▶ _Aim of the task_
Go through the material below and copy each line where the word "events" appears.

▶ _Supplied data_
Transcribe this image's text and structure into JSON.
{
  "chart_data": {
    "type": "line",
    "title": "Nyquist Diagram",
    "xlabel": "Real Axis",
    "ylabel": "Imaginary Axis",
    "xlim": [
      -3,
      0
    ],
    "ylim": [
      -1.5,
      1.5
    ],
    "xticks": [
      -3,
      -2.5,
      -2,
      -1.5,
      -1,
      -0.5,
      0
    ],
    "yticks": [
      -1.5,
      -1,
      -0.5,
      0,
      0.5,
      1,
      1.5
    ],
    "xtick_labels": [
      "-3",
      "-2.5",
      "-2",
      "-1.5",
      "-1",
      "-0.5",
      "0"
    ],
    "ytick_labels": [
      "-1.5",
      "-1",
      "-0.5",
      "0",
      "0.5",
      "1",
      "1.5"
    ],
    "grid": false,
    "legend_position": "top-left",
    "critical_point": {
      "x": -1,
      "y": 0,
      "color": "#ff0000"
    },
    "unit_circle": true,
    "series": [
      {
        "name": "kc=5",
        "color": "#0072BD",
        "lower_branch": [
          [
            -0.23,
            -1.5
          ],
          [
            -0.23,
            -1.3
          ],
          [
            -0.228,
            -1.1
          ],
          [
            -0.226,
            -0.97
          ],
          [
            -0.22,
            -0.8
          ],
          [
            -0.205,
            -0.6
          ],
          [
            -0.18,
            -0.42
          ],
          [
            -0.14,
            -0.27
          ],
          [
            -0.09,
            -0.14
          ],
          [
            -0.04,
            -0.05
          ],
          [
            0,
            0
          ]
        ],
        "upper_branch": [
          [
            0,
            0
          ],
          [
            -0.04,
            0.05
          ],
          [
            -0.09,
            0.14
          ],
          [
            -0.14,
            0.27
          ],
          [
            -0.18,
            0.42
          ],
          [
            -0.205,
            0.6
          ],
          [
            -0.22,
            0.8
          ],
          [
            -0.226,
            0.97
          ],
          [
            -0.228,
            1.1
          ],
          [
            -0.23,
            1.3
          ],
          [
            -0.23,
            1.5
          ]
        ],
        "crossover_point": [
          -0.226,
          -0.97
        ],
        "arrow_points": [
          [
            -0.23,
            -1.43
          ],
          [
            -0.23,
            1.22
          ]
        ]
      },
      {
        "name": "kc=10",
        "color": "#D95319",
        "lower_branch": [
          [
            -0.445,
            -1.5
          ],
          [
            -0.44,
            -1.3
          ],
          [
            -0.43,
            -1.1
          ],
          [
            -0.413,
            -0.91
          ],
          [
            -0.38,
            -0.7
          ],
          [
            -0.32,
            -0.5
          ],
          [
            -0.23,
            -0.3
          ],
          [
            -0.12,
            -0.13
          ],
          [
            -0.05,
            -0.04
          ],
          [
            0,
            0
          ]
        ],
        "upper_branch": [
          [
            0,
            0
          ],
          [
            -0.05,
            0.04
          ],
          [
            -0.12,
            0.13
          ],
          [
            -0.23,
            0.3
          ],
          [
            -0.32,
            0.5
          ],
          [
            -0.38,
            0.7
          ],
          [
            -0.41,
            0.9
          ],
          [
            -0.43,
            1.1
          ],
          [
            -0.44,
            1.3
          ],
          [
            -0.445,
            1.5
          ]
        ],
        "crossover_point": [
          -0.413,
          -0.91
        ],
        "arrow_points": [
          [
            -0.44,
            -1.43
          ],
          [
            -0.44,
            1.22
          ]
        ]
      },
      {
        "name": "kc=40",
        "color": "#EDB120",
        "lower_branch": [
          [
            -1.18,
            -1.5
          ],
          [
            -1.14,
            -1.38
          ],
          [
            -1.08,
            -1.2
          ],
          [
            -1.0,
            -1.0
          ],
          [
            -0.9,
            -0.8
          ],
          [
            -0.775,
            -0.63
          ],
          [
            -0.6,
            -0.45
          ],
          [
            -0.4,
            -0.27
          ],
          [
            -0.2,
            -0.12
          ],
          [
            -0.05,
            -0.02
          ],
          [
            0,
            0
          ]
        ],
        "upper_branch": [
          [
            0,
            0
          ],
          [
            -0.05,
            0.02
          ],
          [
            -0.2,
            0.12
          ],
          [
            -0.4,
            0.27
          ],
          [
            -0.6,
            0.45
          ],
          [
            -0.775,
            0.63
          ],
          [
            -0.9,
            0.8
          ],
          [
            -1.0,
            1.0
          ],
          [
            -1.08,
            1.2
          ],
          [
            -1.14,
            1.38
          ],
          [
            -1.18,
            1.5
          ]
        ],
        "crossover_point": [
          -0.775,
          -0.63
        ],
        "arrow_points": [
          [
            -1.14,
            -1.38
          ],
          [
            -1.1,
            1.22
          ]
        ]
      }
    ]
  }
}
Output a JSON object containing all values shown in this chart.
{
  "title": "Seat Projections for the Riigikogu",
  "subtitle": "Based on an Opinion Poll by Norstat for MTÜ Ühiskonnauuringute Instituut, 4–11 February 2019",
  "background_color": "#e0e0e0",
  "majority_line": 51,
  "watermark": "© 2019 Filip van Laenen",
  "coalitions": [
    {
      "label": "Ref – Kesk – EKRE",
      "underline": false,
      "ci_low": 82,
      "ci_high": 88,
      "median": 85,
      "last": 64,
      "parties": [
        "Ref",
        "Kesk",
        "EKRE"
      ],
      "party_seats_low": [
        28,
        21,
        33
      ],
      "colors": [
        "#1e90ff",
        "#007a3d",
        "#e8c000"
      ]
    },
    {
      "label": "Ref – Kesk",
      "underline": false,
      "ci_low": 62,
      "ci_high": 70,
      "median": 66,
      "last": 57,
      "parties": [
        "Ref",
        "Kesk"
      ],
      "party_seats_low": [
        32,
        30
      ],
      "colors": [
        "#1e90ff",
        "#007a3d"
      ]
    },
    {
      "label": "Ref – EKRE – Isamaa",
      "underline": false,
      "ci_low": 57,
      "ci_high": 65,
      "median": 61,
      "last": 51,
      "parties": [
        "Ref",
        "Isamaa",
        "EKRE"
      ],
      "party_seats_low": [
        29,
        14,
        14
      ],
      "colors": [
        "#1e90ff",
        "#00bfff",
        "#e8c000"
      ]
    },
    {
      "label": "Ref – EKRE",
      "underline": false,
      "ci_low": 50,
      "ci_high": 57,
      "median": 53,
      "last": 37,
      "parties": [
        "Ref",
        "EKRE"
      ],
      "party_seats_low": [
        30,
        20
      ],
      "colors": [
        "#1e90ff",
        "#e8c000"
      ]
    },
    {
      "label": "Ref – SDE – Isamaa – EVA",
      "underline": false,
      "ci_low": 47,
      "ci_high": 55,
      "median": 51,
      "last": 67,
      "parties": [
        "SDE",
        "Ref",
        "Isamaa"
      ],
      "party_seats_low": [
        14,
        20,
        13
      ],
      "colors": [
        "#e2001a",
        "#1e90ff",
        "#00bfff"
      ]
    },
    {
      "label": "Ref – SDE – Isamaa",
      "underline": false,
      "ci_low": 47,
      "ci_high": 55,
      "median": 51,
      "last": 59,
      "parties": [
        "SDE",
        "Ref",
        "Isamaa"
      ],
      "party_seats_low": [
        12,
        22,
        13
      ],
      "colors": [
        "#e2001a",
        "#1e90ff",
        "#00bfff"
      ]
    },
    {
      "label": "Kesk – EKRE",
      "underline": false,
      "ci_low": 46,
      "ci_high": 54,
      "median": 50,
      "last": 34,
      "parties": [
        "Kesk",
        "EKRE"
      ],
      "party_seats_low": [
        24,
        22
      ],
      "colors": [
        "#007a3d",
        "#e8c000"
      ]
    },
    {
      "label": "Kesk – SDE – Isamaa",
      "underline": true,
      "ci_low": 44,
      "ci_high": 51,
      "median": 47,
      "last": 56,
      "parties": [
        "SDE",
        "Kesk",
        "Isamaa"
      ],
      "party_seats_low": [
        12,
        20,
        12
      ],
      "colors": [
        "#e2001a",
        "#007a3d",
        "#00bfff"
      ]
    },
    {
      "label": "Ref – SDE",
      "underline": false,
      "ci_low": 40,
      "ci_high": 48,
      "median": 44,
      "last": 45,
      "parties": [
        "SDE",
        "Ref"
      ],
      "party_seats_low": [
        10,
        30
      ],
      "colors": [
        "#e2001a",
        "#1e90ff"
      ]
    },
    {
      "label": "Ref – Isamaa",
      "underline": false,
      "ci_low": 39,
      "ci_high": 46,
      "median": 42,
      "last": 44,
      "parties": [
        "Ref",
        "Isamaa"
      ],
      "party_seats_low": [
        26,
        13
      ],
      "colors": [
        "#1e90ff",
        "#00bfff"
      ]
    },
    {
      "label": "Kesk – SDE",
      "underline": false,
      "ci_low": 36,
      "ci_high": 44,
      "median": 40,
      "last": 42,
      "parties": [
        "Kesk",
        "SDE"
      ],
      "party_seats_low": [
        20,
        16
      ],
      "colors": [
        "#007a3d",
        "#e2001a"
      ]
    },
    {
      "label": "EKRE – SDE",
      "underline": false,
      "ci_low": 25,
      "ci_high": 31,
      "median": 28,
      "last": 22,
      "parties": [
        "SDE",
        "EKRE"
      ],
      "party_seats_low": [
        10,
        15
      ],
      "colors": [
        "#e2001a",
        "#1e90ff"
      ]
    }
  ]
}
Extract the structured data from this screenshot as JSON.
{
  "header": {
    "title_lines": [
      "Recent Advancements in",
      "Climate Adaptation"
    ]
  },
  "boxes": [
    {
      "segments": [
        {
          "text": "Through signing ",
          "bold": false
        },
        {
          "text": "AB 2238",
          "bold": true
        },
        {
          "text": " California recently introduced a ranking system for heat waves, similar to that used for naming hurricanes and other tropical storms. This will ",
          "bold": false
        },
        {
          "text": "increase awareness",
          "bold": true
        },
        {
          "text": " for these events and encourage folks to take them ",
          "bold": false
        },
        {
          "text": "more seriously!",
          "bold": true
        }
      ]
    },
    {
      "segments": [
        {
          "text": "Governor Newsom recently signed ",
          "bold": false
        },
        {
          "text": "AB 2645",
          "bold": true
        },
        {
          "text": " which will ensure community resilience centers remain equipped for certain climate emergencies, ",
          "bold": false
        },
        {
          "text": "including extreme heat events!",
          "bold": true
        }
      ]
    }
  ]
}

▶ _Complete response_
          "text": " for these events and encourage folks to take them ",
          "text": "including extreme heat events!",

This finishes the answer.